> **Given request**
Reproduce all of the records below, substituting "state-badge" for every occurrence of "status-badge" and leaving every other character unchanged.

(Stored records)
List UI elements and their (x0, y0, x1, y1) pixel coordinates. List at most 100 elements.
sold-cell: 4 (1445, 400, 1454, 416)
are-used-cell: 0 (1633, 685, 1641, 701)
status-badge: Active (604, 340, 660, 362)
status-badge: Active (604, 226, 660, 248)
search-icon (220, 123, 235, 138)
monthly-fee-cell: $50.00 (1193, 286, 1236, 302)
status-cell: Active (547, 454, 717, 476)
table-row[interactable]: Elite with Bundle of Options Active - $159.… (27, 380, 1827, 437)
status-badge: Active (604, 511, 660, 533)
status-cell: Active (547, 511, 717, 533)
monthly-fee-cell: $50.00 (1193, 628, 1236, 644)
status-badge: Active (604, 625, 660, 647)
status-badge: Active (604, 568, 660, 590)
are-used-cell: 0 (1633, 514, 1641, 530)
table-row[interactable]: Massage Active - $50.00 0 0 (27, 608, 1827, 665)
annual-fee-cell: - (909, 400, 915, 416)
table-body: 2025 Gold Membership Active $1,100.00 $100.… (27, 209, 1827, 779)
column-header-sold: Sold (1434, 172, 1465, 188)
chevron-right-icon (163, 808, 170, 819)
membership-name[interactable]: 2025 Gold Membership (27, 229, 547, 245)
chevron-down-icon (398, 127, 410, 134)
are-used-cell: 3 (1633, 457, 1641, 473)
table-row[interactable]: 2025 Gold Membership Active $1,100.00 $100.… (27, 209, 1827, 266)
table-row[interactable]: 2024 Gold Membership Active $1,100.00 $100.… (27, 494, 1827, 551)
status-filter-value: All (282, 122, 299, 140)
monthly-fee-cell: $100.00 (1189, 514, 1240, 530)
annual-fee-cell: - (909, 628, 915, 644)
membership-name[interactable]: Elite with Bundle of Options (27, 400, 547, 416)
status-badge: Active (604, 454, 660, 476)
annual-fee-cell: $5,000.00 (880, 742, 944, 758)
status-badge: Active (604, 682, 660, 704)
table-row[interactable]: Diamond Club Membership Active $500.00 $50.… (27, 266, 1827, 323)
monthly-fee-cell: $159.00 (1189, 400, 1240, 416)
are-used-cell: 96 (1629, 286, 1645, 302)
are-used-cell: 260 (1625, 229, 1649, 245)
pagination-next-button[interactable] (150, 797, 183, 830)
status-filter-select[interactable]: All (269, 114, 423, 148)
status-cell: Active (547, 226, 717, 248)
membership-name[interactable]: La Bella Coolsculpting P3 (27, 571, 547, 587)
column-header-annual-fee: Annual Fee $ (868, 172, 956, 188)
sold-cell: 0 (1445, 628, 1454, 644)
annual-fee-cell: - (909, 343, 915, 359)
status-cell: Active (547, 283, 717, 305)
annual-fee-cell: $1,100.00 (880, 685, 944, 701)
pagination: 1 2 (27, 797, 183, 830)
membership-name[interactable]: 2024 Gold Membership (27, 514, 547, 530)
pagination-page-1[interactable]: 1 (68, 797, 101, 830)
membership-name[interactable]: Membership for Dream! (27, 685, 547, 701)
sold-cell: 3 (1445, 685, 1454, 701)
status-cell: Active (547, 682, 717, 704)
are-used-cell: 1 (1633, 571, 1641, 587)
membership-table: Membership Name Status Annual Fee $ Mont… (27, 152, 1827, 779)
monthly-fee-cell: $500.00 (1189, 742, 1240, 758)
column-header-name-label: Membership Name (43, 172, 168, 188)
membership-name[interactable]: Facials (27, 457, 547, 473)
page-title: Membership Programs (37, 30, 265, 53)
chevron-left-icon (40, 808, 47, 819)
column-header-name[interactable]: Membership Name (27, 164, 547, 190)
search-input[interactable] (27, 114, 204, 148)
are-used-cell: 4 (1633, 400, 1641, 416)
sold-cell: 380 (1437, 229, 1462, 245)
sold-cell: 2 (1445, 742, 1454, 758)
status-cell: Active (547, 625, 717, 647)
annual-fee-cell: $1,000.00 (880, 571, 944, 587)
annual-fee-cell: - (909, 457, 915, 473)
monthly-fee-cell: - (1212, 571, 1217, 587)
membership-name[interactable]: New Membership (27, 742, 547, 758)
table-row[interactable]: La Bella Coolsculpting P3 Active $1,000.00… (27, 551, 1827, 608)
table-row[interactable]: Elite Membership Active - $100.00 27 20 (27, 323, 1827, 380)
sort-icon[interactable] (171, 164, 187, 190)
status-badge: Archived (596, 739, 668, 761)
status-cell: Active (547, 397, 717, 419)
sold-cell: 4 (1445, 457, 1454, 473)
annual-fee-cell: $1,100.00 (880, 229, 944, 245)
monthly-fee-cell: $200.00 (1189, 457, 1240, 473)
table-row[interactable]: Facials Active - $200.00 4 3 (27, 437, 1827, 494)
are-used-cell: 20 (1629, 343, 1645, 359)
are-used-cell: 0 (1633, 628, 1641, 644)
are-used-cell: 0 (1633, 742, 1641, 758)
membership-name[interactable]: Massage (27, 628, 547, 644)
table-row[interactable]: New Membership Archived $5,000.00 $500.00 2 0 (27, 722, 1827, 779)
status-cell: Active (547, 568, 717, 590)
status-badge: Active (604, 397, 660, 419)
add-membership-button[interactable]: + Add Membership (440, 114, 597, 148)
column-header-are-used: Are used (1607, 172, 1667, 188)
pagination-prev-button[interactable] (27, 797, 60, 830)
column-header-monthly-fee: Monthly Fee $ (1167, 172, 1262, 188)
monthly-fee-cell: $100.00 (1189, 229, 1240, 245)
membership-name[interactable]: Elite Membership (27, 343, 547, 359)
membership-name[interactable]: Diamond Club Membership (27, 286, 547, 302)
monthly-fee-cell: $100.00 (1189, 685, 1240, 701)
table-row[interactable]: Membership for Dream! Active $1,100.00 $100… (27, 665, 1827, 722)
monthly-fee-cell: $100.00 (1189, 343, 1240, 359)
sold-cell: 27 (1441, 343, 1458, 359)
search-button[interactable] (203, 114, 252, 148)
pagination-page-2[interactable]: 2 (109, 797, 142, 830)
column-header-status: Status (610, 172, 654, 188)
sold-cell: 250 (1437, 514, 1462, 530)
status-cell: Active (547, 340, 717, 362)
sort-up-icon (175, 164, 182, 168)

> **Answer**
List UI elements and their (x0, y0, x1, y1) pixel coordinates. List at most 100 elements.
sold-cell: 4 (1445, 400, 1454, 416)
are-used-cell: 0 (1633, 685, 1641, 701)
state-badge: Active (604, 340, 660, 362)
state-badge: Active (604, 226, 660, 248)
search-icon (220, 123, 235, 138)
monthly-fee-cell: $50.00 (1193, 286, 1236, 302)
status-cell: Active (547, 454, 717, 476)
table-row[interactable]: Elite with Bundle of Options Active - $159.… (27, 380, 1827, 437)
state-badge: Active (604, 511, 660, 533)
status-cell: Active (547, 511, 717, 533)
monthly-fee-cell: $50.00 (1193, 628, 1236, 644)
state-badge: Active (604, 625, 660, 647)
state-badge: Active (604, 568, 660, 590)
are-used-cell: 0 (1633, 514, 1641, 530)
table-row[interactable]: Massage Active - $50.00 0 0 (27, 608, 1827, 665)
annual-fee-cell: - (909, 400, 915, 416)
table-body: 2025 Gold Membership Active $1,100.00 $100.… (27, 209, 1827, 779)
column-header-sold: Sold (1434, 172, 1465, 188)
chevron-right-icon (163, 808, 170, 819)
membership-name[interactable]: 2025 Gold Membership (27, 229, 547, 245)
chevron-down-icon (398, 127, 410, 134)
are-used-cell: 3 (1633, 457, 1641, 473)
table-row[interactable]: 2025 Gold Membership Active $1,100.00 $100.… (27, 209, 1827, 266)
table-row[interactable]: 2024 Gold Membership Active $1,100.00 $100.… (27, 494, 1827, 551)
status-filter-value: All (282, 122, 299, 140)
monthly-fee-cell: $100.00 (1189, 514, 1240, 530)
annual-fee-cell: - (909, 628, 915, 644)
membership-name[interactable]: Elite with Bundle of Options (27, 400, 547, 416)
state-badge: Active (604, 454, 660, 476)
annual-fee-cell: $5,000.00 (880, 742, 944, 758)
state-badge: Active (604, 682, 660, 704)
table-row[interactable]: Diamond Club Membership Active $500.00 $50.… (27, 266, 1827, 323)
monthly-fee-cell: $159.00 (1189, 400, 1240, 416)
are-used-cell: 96 (1629, 286, 1645, 302)
are-used-cell: 260 (1625, 229, 1649, 245)
pagination-next-button[interactable] (150, 797, 183, 830)
status-filter-select[interactable]: All (269, 114, 423, 148)
status-cell: Active (547, 226, 717, 248)
membership-name[interactable]: La Bella Coolsculpting P3 (27, 571, 547, 587)
column-header-annual-fee: Annual Fee $ (868, 172, 956, 188)
sold-cell: 0 (1445, 628, 1454, 644)
annual-fee-cell: - (909, 343, 915, 359)
status-cell: Active (547, 283, 717, 305)
annual-fee-cell: $1,100.00 (880, 685, 944, 701)
pagination: 1 2 (27, 797, 183, 830)
membership-name[interactable]: 2024 Gold Membership (27, 514, 547, 530)
pagination-page-1[interactable]: 1 (68, 797, 101, 830)
membership-name[interactable]: Membership for Dream! (27, 685, 547, 701)
sold-cell: 3 (1445, 685, 1454, 701)
status-cell: Active (547, 682, 717, 704)
are-used-cell: 1 (1633, 571, 1641, 587)
membership-table: Membership Name Status Annual Fee $ Mont… (27, 152, 1827, 779)
monthly-fee-cell: $500.00 (1189, 742, 1240, 758)
column-header-name-label: Membership Name (43, 172, 168, 188)
membership-name[interactable]: Facials (27, 457, 547, 473)
page-title: Membership Programs (37, 30, 265, 53)
chevron-left-icon (40, 808, 47, 819)
column-header-name[interactable]: Membership Name (27, 164, 547, 190)
search-input[interactable] (27, 114, 204, 148)
are-used-cell: 4 (1633, 400, 1641, 416)
sold-cell: 380 (1437, 229, 1462, 245)
sold-cell: 2 (1445, 742, 1454, 758)
status-cell: Active (547, 625, 717, 647)
annual-fee-cell: $1,000.00 (880, 571, 944, 587)
annual-fee-cell: - (909, 457, 915, 473)
monthly-fee-cell: - (1212, 571, 1217, 587)
membership-name[interactable]: New Membership (27, 742, 547, 758)
table-row[interactable]: La Bella Coolsculpting P3 Active $1,000.00… (27, 551, 1827, 608)
table-row[interactable]: Elite Membership Active - $100.00 27 20 (27, 323, 1827, 380)
sort-icon[interactable] (171, 164, 187, 190)
state-badge: Archived (596, 739, 668, 761)
status-cell: Active (547, 397, 717, 419)
sold-cell: 4 (1445, 457, 1454, 473)
annual-fee-cell: $1,100.00 (880, 229, 944, 245)
monthly-fee-cell: $200.00 (1189, 457, 1240, 473)
table-row[interactable]: Facials Active - $200.00 4 3 (27, 437, 1827, 494)
are-used-cell: 20 (1629, 343, 1645, 359)
are-used-cell: 0 (1633, 628, 1641, 644)
are-used-cell: 0 (1633, 742, 1641, 758)
membership-name[interactable]: Massage (27, 628, 547, 644)
table-row[interactable]: New Membership Archived $5,000.00 $500.00 2 0 (27, 722, 1827, 779)
status-cell: Active (547, 568, 717, 590)
state-badge: Active (604, 397, 660, 419)
add-membership-button[interactable]: + Add Membership (440, 114, 597, 148)
column-header-are-used: Are used (1607, 172, 1667, 188)
pagination-prev-button[interactable] (27, 797, 60, 830)
column-header-monthly-fee: Monthly Fee $ (1167, 172, 1262, 188)
monthly-fee-cell: $100.00 (1189, 229, 1240, 245)
membership-name[interactable]: Elite Membership (27, 343, 547, 359)
membership-name[interactable]: Diamond Club Membership (27, 286, 547, 302)
monthly-fee-cell: $100.00 (1189, 685, 1240, 701)
table-row[interactable]: Membership for Dream! Active $1,100.00 $100… (27, 665, 1827, 722)
monthly-fee-cell: $100.00 (1189, 343, 1240, 359)
sold-cell: 27 (1441, 343, 1458, 359)
search-button[interactable] (203, 114, 252, 148)
pagination-page-2[interactable]: 2 (109, 797, 142, 830)
column-header-status: Status (610, 172, 654, 188)
sold-cell: 250 (1437, 514, 1462, 530)
status-cell: Active (547, 340, 717, 362)
sort-up-icon (175, 164, 182, 168)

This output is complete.